>> begin EXTRACTED DATA

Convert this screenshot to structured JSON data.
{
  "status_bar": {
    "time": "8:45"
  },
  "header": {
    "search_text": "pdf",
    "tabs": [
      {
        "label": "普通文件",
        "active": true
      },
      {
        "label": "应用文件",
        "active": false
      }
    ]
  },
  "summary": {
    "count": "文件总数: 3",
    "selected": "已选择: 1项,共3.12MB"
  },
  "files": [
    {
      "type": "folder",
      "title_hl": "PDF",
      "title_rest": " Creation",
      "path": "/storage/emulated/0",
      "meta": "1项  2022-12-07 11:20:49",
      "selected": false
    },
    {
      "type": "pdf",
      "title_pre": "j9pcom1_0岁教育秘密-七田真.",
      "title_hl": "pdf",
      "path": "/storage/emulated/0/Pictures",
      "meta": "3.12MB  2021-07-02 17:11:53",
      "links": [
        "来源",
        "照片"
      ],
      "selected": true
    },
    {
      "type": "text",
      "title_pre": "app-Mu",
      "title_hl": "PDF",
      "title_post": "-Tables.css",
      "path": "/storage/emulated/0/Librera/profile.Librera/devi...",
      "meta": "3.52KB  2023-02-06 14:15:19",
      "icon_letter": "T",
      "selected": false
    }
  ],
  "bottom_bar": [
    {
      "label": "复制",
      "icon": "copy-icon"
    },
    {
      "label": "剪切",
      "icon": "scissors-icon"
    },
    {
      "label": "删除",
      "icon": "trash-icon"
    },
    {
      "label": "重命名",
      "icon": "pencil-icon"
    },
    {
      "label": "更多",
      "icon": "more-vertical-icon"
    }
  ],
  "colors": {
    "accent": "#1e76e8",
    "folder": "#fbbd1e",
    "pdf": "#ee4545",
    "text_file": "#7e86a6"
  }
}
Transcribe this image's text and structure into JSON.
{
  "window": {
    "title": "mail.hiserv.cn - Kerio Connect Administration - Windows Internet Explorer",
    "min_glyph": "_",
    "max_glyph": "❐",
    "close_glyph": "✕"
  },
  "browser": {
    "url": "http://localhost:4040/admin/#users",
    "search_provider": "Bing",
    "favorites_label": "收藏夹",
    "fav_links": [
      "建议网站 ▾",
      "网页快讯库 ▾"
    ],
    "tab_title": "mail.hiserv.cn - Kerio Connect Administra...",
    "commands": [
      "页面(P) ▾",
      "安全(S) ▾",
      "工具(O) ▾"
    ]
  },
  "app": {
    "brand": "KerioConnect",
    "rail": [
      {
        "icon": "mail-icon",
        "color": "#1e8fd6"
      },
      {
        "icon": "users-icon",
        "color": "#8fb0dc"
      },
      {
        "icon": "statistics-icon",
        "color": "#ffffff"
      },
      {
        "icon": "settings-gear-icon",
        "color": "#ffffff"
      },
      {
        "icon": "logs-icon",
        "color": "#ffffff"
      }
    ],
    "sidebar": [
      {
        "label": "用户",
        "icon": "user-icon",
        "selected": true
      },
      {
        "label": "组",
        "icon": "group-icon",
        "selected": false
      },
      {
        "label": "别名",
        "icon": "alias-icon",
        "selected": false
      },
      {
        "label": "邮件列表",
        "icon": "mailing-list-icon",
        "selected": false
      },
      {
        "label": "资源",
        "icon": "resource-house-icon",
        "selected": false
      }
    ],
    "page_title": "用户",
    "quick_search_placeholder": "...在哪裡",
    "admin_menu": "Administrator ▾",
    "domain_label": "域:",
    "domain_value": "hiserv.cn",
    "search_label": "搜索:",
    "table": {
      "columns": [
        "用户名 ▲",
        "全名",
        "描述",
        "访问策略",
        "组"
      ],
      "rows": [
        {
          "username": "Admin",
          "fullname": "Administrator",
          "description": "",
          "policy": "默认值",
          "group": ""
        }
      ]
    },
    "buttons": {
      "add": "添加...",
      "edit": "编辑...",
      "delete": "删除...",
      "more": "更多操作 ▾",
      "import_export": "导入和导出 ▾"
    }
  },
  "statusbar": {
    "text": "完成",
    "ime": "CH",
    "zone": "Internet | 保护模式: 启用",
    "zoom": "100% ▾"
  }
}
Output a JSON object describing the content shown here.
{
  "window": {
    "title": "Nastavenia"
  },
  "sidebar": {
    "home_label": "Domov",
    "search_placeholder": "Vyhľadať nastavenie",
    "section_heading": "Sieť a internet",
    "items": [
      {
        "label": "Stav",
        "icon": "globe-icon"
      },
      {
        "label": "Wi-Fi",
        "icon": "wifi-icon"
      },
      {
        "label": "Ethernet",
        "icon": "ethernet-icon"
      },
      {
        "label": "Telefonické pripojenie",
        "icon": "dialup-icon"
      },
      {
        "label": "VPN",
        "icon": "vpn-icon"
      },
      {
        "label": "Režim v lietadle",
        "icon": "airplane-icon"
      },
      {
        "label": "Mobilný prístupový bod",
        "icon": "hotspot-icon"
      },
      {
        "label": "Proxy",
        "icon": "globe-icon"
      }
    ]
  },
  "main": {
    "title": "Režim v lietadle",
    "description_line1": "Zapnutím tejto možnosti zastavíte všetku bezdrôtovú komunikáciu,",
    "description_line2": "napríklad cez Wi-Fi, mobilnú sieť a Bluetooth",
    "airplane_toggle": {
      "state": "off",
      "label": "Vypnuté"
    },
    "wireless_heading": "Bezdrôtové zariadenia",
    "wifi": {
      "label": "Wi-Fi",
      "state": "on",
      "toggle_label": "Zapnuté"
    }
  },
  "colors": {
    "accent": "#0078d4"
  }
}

>> end EXTRACTED DATA

▸ PROBLEM DETAILS
Write the listing out again, exactly as it reads.

▸ EXERCISE SOLUTION
Convert this screenshot to structured JSON data.
{
  "status_bar": {
    "time": "8:45"
  },
  "header": {
    "search_text": "pdf",
    "tabs": [
      {
        "label": "普通文件",
        "active": true
      },
      {
        "label": "应用文件",
        "active": false
      }
    ]
  },
  "summary": {
    "count": "文件总数: 3",
    "selected": "已选择: 1项,共3.12MB"
  },
  "files": [
    {
      "type": "folder",
      "title_hl": "PDF",
      "title_rest": " Creation",
      "path": "/storage/emulated/0",
      "meta": "1项  2022-12-07 11:20:49",
      "selected": false
    },
    {
      "type": "pdf",
      "title_pre": "j9pcom1_0岁教育秘密-七田真.",
      "title_hl": "pdf",
      "path": "/storage/emulated/0/Pictures",
      "meta": "3.12MB  2021-07-02 17:11:53",
      "links": [
        "来源",
        "照片"
      ],
      "selected": true
    },
    {
      "type": "text",
      "title_pre": "app-Mu",
      "title_hl": "PDF",
      "title_post": "-Tables.css",
      "path": "/storage/emulated/0/Librera/profile.Librera/devi...",
      "meta": "3.52KB  2023-02-06 14:15:19",
      "icon_letter": "T",
      "selected": false
    }
  ],
  "bottom_bar": [
    {
      "label": "复制",
      "icon": "copy-icon"
    },
    {
      "label": "剪切",
      "icon": "scissors-icon"
    },
    {
      "label": "删除",
      "icon": "trash-icon"
    },
    {
      "label": "重命名",
      "icon": "pencil-icon"
    },
    {
      "label": "更多",
      "icon": "more-vertical-icon"
    }
  ],
  "colors": {
    "accent": "#1e76e8",
    "folder": "#fbbd1e",
    "pdf": "#ee4545",
    "text_file": "#7e86a6"
  }
}
Transcribe this image's text and structure into JSON.
{
  "window": {
    "title": "mail.hiserv.cn - Kerio Connect Administration - Windows Internet Explorer",
    "min_glyph": "_",
    "max_glyph": "❐",
    "close_glyph": "✕"
  },
  "browser": {
    "url": "http://localhost:4040/admin/#users",
    "search_provider": "Bing",
    "favorites_label": "收藏夹",
    "fav_links": [
      "建议网站 ▾",
      "网页快讯库 ▾"
    ],
    "tab_title": "mail.hiserv.cn - Kerio Connect Administra...",
    "commands": [
      "页面(P) ▾",
      "安全(S) ▾",
      "工具(O) ▾"
    ]
  },
  "app": {
    "brand": "KerioConnect",
    "rail": [
      {
        "icon": "mail-icon",
        "color": "#1e8fd6"
      },
      {
        "icon": "users-icon",
        "color": "#8fb0dc"
      },
      {
        "icon": "statistics-icon",
        "color": "#ffffff"
      },
      {
        "icon": "settings-gear-icon",
        "color": "#ffffff"
      },
      {
        "icon": "logs-icon",
        "color": "#ffffff"
      }
    ],
    "sidebar": [
      {
        "label": "用户",
        "icon": "user-icon",
        "selected": true
      },
      {
        "label": "组",
        "icon": "group-icon",
        "selected": false
      },
      {
        "label": "别名",
        "icon": "alias-icon",
        "selected": false
      },
      {
        "label": "邮件列表",
        "icon": "mailing-list-icon",
        "selected": false
      },
      {
        "label": "资源",
        "icon": "resource-house-icon",
        "selected": false
      }
    ],
    "page_title": "用户",
    "quick_search_placeholder": "...在哪裡",
    "admin_menu": "Administrator ▾",
    "domain_label": "域:",
    "domain_value": "hiserv.cn",
    "search_label": "搜索:",
    "table": {
      "columns": [
        "用户名 ▲",
        "全名",
        "描述",
        "访问策略",
        "组"
      ],
      "rows": [
        {
          "username": "Admin",
          "fullname": "Administrator",
          "description": "",
          "policy": "默认值",
          "group": ""
        }
      ]
    },
    "buttons": {
      "add": "添加...",
      "edit": "编辑...",
      "delete": "删除...",
      "more": "更多操作 ▾",
      "import_export": "导入和导出 ▾"
    }
  },
  "statusbar": {
    "text": "完成",
    "ime": "CH",
    "zone": "Internet | 保护模式: 启用",
    "zoom": "100% ▾"
  }
}
Output a JSON object describing the content shown here.
{
  "window": {
    "title": "Nastavenia"
  },
  "sidebar": {
    "home_label": "Domov",
    "search_placeholder": "Vyhľadať nastavenie",
    "section_heading": "Sieť a internet",
    "items": [
      {
        "label": "Stav",
        "icon": "globe-icon"
      },
      {
        "label": "Wi-Fi",
        "icon": "wifi-icon"
      },
      {
        "label": "Ethernet",
        "icon": "ethernet-icon"
      },
      {
        "label": "Telefonické pripojenie",
        "icon": "dialup-icon"
      },
      {
        "label": "VPN",
        "icon": "vpn-icon"
      },
      {
        "label": "Režim v lietadle",
        "icon": "airplane-icon"
      },
      {
        "label": "Mobilný prístupový bod",
        "icon": "hotspot-icon"
      },
      {
        "label": "Proxy",
        "icon": "globe-icon"
      }
    ]
  },
  "main": {
    "title": "Režim v lietadle",
    "description_line1": "Zapnutím tejto možnosti zastavíte všetku bezdrôtovú komunikáciu,",
    "description_line2": "napríklad cez Wi-Fi, mobilnú sieť a Bluetooth",
    "airplane_toggle": {
      "state": "off",
      "label": "Vypnuté"
    },
    "wireless_heading": "Bezdrôtové zariadenia",
    "wifi": {
      "label": "Wi-Fi",
      "state": "on",
      "toggle_label": "Zapnuté"
    }
  },
  "colors": {
    "accent": "#0078d4"
  }
}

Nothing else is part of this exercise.